*PROMPT*
Retype the whole listing verbatim and keep the pictures out of it.

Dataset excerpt
====
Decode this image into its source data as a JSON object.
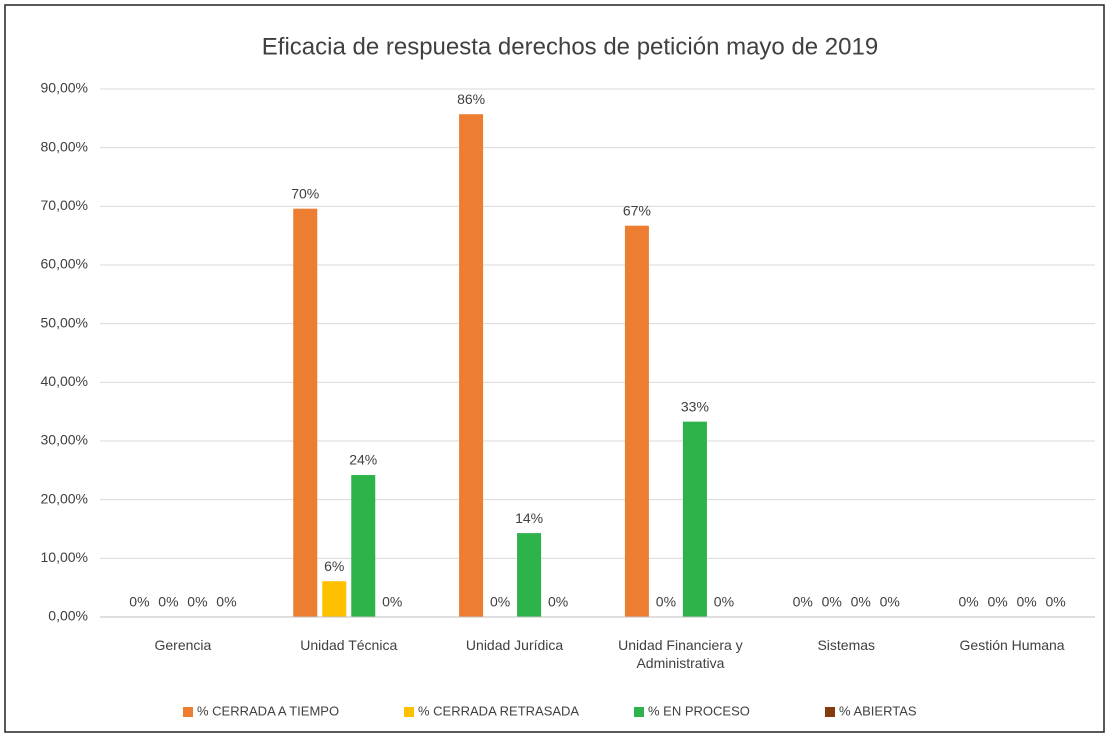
{
  "chart_data": {
    "type": "bar",
    "title": "Eficacia de respuesta derechos de petición mayo de 2019",
    "categories": [
      "Gerencia",
      "Unidad Técnica",
      "Unidad Jurídica",
      "Unidad Financiera y Administrativa",
      "Sistemas",
      "Gestión Humana"
    ],
    "series": [
      {
        "name": "% CERRADA A TIEMPO",
        "color": "#ed7d31",
        "values": [
          0,
          69.6,
          85.7,
          66.7,
          0,
          0
        ],
        "value_labels": [
          "0%",
          "70%",
          "86%",
          "67%",
          "0%",
          "0%"
        ]
      },
      {
        "name": "% CERRADA RETRASADA",
        "color": "#ffc000",
        "values": [
          0,
          6.1,
          0,
          0,
          0,
          0
        ],
        "value_labels": [
          "0%",
          "6%",
          "0%",
          "0%",
          "0%",
          "0%"
        ]
      },
      {
        "name": "% EN PROCESO",
        "color": "#2db34a",
        "values": [
          0,
          24.2,
          14.3,
          33.3,
          0,
          0
        ],
        "value_labels": [
          "0%",
          "24%",
          "14%",
          "33%",
          "0%",
          "0%"
        ]
      },
      {
        "name": "% ABIERTAS",
        "color": "#843c0c",
        "values": [
          0,
          0,
          0,
          0,
          0,
          0
        ],
        "value_labels": [
          "0%",
          "0%",
          "0%",
          "0%",
          "0%",
          "0%"
        ]
      }
    ],
    "ylim": [
      0,
      90
    ],
    "yticks": [
      {
        "value": 0,
        "label": "0,00%"
      },
      {
        "value": 10,
        "label": "10,00%"
      },
      {
        "value": 20,
        "label": "20,00%"
      },
      {
        "value": 30,
        "label": "30,00%"
      },
      {
        "value": 40,
        "label": "40,00%"
      },
      {
        "value": 50,
        "label": "50,00%"
      },
      {
        "value": 60,
        "label": "60,00%"
      },
      {
        "value": 70,
        "label": "70,00%"
      },
      {
        "value": 80,
        "label": "80,00%"
      },
      {
        "value": 90,
        "label": "90,00%"
      }
    ],
    "grid": true,
    "legend": "bottom"
  }
}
====
*WRITTEN SOLUTION*
Decode this image into its source data as a JSON object.
{
  "chart_data": {
    "type": "bar",
    "title": "Eficacia de respuesta derechos de petición mayo de 2019",
    "categories": [
      "Gerencia",
      "Unidad Técnica",
      "Unidad Jurídica",
      "Unidad Financiera y Administrativa",
      "Sistemas",
      "Gestión Humana"
    ],
    "series": [
      {
        "name": "% CERRADA A TIEMPO",
        "color": "#ed7d31",
        "values": [
          0,
          69.6,
          85.7,
          66.7,
          0,
          0
        ],
        "value_labels": [
          "0%",
          "70%",
          "86%",
          "67%",
          "0%",
          "0%"
        ]
      },
      {
        "name": "% CERRADA RETRASADA",
        "color": "#ffc000",
        "values": [
          0,
          6.1,
          0,
          0,
          0,
          0
        ],
        "value_labels": [
          "0%",
          "6%",
          "0%",
          "0%",
          "0%",
          "0%"
        ]
      },
      {
        "name": "% EN PROCESO",
        "color": "#2db34a",
        "values": [
          0,
          24.2,
          14.3,
          33.3,
          0,
          0
        ],
        "value_labels": [
          "0%",
          "24%",
          "14%",
          "33%",
          "0%",
          "0%"
        ]
      },
      {
        "name": "% ABIERTAS",
        "color": "#843c0c",
        "values": [
          0,
          0,
          0,
          0,
          0,
          0
        ],
        "value_labels": [
          "0%",
          "0%",
          "0%",
          "0%",
          "0%",
          "0%"
        ]
      }
    ],
    "ylim": [
      0,
      90
    ],
    "yticks": [
      {
        "value": 0,
        "label": "0,00%"
      },
      {
        "value": 10,
        "label": "10,00%"
      },
      {
        "value": 20,
        "label": "20,00%"
      },
      {
        "value": 30,
        "label": "30,00%"
      },
      {
        "value": 40,
        "label": "40,00%"
      },
      {
        "value": 50,
        "label": "50,00%"
      },
      {
        "value": 60,
        "label": "60,00%"
      },
      {
        "value": 70,
        "label": "70,00%"
      },
      {
        "value": 80,
        "label": "80,00%"
      },
      {
        "value": 90,
        "label": "90,00%"
      }
    ],
    "grid": true,
    "legend": "bottom"
  }
}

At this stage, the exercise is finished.